**AVAILABLE DATA:**
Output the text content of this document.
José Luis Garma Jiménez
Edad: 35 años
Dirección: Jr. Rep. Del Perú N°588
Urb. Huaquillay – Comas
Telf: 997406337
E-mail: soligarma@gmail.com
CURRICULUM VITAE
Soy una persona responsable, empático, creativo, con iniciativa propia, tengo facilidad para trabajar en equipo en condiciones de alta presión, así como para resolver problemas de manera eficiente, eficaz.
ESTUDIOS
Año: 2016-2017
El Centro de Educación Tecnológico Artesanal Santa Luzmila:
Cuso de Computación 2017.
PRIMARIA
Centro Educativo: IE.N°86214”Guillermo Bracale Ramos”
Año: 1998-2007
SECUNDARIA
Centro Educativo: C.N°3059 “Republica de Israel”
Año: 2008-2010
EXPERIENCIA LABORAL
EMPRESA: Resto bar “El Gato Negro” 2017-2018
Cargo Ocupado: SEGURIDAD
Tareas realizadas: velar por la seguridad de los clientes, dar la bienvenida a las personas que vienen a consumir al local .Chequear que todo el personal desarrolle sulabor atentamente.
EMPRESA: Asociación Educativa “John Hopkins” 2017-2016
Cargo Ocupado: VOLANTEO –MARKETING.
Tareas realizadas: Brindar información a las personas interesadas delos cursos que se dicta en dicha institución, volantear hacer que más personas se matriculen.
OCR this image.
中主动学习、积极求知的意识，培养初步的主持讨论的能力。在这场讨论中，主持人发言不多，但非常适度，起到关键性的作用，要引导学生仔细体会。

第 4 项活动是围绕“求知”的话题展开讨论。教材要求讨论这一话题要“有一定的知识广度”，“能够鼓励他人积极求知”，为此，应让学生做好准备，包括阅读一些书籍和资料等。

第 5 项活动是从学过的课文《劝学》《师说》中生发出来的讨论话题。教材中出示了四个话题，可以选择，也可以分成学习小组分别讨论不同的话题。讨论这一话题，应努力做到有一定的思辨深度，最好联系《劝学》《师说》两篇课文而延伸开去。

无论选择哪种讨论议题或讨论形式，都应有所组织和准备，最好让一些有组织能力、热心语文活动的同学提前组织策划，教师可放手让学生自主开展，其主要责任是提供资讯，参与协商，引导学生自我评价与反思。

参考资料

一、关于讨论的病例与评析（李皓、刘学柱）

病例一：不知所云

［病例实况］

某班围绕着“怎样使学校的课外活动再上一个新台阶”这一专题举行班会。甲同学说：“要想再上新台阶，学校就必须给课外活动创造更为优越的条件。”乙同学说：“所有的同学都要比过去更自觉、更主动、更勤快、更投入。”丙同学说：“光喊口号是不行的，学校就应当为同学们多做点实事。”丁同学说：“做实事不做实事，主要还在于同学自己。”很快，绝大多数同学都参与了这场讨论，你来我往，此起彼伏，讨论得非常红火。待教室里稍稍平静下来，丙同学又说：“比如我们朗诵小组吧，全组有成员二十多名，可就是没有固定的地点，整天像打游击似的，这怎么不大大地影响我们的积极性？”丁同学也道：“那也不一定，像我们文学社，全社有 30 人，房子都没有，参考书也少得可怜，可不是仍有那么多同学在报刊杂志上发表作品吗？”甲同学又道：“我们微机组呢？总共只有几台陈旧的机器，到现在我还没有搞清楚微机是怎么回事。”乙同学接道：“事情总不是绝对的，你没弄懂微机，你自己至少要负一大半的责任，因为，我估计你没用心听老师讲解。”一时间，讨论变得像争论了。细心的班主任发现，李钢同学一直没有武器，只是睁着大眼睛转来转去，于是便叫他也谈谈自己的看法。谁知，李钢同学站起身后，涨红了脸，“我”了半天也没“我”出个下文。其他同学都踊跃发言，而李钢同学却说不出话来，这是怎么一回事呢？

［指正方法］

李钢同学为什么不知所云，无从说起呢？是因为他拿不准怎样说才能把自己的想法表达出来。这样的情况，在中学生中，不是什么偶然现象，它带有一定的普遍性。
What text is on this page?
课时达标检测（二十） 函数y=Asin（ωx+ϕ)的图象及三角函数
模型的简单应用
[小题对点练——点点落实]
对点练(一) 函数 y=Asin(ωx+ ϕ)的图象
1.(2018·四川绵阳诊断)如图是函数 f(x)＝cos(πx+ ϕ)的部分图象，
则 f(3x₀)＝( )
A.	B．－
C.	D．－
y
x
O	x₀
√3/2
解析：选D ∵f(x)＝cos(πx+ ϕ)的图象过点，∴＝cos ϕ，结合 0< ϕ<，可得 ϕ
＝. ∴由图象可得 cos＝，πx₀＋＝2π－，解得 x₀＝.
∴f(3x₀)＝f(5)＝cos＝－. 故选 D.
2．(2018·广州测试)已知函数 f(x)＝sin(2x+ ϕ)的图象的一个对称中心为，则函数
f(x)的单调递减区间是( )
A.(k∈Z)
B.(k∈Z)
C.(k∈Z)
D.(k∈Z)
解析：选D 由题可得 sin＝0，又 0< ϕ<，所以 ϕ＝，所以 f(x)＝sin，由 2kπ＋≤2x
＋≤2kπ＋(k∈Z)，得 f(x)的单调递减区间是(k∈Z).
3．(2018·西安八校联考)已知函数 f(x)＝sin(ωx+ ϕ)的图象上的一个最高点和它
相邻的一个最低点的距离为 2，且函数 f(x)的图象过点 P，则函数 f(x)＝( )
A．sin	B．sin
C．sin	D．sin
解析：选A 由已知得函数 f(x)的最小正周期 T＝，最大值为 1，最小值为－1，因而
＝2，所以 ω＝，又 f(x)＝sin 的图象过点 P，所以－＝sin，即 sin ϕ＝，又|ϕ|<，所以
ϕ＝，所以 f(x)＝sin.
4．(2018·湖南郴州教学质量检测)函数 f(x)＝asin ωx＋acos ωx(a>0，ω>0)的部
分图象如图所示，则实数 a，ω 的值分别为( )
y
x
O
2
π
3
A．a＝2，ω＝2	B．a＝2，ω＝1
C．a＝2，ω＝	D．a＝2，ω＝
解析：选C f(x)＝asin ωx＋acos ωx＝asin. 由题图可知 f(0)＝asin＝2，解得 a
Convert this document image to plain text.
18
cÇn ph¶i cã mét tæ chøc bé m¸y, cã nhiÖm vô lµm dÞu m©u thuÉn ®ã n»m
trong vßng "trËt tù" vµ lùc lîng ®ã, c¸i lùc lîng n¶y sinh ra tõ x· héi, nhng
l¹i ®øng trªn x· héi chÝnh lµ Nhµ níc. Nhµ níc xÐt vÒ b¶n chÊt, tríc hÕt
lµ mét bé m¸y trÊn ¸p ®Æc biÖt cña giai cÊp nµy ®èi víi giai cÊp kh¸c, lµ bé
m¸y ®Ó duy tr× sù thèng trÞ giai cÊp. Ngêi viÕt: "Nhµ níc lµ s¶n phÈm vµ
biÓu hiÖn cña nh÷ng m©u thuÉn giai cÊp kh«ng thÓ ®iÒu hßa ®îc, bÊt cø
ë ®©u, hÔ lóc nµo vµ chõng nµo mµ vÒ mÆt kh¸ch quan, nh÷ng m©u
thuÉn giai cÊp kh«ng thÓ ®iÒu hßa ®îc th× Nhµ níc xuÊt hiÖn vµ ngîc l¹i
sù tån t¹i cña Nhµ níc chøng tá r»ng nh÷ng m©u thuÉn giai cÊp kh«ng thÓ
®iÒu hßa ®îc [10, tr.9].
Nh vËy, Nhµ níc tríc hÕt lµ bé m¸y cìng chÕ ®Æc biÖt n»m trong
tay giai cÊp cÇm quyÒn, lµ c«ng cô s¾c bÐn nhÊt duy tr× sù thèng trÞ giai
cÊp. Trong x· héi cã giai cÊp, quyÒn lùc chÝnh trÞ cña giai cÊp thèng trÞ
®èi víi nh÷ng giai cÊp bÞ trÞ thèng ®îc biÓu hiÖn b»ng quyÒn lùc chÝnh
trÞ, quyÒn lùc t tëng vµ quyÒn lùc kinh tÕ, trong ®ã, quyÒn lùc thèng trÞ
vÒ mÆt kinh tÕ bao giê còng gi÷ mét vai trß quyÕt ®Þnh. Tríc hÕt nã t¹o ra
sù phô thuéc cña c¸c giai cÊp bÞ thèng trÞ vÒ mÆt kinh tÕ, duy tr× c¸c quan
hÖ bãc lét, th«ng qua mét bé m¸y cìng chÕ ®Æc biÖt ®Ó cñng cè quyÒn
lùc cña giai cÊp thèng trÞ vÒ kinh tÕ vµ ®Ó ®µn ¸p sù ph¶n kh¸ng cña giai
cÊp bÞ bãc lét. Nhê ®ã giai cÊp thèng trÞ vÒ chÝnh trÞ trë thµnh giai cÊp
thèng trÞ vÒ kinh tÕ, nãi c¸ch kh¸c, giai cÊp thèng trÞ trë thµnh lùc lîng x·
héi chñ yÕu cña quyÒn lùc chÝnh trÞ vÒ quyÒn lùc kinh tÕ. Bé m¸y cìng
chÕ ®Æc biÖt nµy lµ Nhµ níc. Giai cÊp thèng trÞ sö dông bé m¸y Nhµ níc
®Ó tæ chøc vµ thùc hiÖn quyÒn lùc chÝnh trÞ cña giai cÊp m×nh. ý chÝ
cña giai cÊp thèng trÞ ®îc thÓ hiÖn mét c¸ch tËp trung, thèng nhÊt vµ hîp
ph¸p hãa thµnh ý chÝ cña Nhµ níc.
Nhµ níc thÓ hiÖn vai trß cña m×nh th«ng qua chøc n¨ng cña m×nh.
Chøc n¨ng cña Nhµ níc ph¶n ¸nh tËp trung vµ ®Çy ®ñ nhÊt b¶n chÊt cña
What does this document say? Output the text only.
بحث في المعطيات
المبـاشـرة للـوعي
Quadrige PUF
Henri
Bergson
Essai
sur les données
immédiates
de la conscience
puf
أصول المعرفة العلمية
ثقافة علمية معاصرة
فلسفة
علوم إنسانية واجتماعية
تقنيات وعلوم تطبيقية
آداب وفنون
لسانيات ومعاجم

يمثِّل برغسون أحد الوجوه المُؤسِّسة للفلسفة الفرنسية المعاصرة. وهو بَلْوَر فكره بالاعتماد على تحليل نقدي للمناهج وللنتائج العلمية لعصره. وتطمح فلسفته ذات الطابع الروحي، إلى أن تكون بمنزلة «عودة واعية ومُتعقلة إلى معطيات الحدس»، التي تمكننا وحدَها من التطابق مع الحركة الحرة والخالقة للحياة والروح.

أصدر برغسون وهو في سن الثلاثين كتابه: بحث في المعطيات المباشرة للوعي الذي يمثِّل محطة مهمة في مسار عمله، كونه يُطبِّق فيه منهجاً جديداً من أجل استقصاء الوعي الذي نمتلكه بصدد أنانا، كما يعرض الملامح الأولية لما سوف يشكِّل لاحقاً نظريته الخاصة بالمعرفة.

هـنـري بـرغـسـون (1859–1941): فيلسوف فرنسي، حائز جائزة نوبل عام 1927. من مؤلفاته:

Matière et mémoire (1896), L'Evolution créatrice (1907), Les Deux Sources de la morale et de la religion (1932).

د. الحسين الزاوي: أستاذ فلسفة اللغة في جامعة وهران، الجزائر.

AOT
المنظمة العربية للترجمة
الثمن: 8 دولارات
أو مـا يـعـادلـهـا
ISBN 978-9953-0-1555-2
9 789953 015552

**DIRECTION:** Pick out each line in the material containing "quan".

**SOLUTION TO THE PROBLEM:**
ë ®©u, hÔ lóc nµo vµ chõng nµo mµ vÒ mÆt kh¸ch quan, nh÷ng m©u
sù phô thuéc cña c¸c giai cÊp bÞ thèng trÞ vÒ mÆt kinh tÕ, duy tr× c¸c quan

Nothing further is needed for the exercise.